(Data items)
## Begin
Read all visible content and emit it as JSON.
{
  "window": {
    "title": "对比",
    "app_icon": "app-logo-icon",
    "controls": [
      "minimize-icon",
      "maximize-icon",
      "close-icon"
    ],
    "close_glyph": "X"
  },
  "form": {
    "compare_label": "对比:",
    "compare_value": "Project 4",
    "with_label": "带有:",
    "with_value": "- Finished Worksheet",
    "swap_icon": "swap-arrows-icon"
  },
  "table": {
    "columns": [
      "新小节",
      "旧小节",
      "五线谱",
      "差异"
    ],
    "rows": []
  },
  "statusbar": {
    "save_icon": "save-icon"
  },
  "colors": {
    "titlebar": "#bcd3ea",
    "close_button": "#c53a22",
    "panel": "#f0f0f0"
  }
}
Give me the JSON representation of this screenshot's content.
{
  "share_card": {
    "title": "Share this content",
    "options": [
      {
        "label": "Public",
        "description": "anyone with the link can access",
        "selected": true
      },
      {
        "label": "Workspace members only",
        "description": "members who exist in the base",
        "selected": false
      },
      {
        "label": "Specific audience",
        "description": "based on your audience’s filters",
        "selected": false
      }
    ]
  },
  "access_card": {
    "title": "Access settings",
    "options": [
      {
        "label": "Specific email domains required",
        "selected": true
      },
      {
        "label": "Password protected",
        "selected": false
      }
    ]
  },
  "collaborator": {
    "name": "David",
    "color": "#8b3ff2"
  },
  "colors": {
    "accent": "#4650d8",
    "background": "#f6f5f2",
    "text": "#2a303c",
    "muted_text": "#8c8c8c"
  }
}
## End
Exactly as written, please output every entry.

◆ Correct response ◆
Read all visible content and emit it as JSON.
{
  "window": {
    "title": "对比",
    "app_icon": "app-logo-icon",
    "controls": [
      "minimize-icon",
      "maximize-icon",
      "close-icon"
    ],
    "close_glyph": "X"
  },
  "form": {
    "compare_label": "对比:",
    "compare_value": "Project 4",
    "with_label": "带有:",
    "with_value": "- Finished Worksheet",
    "swap_icon": "swap-arrows-icon"
  },
  "table": {
    "columns": [
      "新小节",
      "旧小节",
      "五线谱",
      "差异"
    ],
    "rows": []
  },
  "statusbar": {
    "save_icon": "save-icon"
  },
  "colors": {
    "titlebar": "#bcd3ea",
    "close_button": "#c53a22",
    "panel": "#f0f0f0"
  }
}
Give me the JSON representation of this screenshot's content.
{
  "share_card": {
    "title": "Share this content",
    "options": [
      {
        "label": "Public",
        "description": "anyone with the link can access",
        "selected": true
      },
      {
        "label": "Workspace members only",
        "description": "members who exist in the base",
        "selected": false
      },
      {
        "label": "Specific audience",
        "description": "based on your audience’s filters",
        "selected": false
      }
    ]
  },
  "access_card": {
    "title": "Access settings",
    "options": [
      {
        "label": "Specific email domains required",
        "selected": true
      },
      {
        "label": "Password protected",
        "selected": false
      }
    ]
  },
  "collaborator": {
    "name": "David",
    "color": "#8b3ff2"
  },
  "colors": {
    "accent": "#4650d8",
    "background": "#f6f5f2",
    "text": "#2a303c",
    "muted_text": "#8c8c8c"
  }
}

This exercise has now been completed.